(Excerpts from a figure dataset)
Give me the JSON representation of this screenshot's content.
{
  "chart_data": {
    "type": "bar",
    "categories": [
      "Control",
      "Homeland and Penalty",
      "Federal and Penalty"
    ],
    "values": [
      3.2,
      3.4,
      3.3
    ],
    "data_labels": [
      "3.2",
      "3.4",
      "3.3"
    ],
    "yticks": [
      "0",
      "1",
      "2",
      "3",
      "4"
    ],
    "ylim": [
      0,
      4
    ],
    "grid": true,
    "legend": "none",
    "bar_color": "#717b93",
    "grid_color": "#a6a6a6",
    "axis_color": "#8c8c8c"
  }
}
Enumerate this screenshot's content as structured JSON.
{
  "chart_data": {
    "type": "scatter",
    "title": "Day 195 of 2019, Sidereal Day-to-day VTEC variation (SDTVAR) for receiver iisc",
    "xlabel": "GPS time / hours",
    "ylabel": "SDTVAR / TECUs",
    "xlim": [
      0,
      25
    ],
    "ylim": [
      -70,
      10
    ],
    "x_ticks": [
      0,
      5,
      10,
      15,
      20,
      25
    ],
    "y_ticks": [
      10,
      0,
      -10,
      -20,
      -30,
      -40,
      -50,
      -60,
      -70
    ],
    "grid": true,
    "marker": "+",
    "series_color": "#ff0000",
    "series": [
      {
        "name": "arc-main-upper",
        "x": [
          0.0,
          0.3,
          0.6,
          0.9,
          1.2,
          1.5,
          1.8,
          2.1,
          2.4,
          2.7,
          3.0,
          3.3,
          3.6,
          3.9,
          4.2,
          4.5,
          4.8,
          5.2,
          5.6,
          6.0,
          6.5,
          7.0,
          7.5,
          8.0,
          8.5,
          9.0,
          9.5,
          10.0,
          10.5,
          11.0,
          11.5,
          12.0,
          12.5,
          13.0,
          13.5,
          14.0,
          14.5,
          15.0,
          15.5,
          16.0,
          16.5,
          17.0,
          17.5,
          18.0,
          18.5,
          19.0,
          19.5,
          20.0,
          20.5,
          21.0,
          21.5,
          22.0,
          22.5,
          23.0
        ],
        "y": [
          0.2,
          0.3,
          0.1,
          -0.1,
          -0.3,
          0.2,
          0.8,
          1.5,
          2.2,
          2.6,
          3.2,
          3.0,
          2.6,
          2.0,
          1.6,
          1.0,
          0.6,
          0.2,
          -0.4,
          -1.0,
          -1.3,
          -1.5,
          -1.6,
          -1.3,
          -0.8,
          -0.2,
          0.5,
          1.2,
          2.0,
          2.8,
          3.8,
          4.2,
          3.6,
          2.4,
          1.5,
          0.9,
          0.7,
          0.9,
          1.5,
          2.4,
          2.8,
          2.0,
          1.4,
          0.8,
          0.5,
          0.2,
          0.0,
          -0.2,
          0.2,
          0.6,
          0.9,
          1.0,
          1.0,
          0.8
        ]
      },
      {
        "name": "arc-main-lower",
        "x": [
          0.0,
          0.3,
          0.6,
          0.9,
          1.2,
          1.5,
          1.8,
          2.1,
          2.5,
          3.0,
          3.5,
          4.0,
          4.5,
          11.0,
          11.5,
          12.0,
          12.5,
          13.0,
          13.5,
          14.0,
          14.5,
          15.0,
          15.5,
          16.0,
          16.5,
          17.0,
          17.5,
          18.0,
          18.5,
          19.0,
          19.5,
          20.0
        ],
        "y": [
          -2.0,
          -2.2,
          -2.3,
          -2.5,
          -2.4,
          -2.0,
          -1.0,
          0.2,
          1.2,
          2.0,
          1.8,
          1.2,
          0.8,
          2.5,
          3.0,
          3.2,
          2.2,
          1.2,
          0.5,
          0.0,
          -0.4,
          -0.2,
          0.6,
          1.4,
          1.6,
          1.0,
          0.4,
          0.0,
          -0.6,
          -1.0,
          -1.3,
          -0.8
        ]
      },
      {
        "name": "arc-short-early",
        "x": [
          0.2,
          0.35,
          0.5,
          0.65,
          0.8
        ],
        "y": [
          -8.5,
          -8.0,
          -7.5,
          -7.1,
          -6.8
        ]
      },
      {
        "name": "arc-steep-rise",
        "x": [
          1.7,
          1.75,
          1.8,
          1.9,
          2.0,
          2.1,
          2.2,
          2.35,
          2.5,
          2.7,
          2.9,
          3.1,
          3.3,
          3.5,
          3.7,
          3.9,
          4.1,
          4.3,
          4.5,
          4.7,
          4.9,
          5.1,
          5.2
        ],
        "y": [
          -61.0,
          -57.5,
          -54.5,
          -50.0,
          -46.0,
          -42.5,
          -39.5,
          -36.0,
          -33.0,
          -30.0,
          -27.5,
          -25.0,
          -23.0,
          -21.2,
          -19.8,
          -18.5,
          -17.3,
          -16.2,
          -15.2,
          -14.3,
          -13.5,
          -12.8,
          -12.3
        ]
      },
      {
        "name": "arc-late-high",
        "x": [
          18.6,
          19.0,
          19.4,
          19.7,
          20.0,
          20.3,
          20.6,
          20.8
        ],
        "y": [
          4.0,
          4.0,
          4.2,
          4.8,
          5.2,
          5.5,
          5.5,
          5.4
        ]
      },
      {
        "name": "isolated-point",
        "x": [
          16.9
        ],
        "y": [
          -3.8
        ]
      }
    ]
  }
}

__Written exercise__. Reply with the number of lines in the preceding entries that contain "Penalty", and no other words.

__Solution__. 2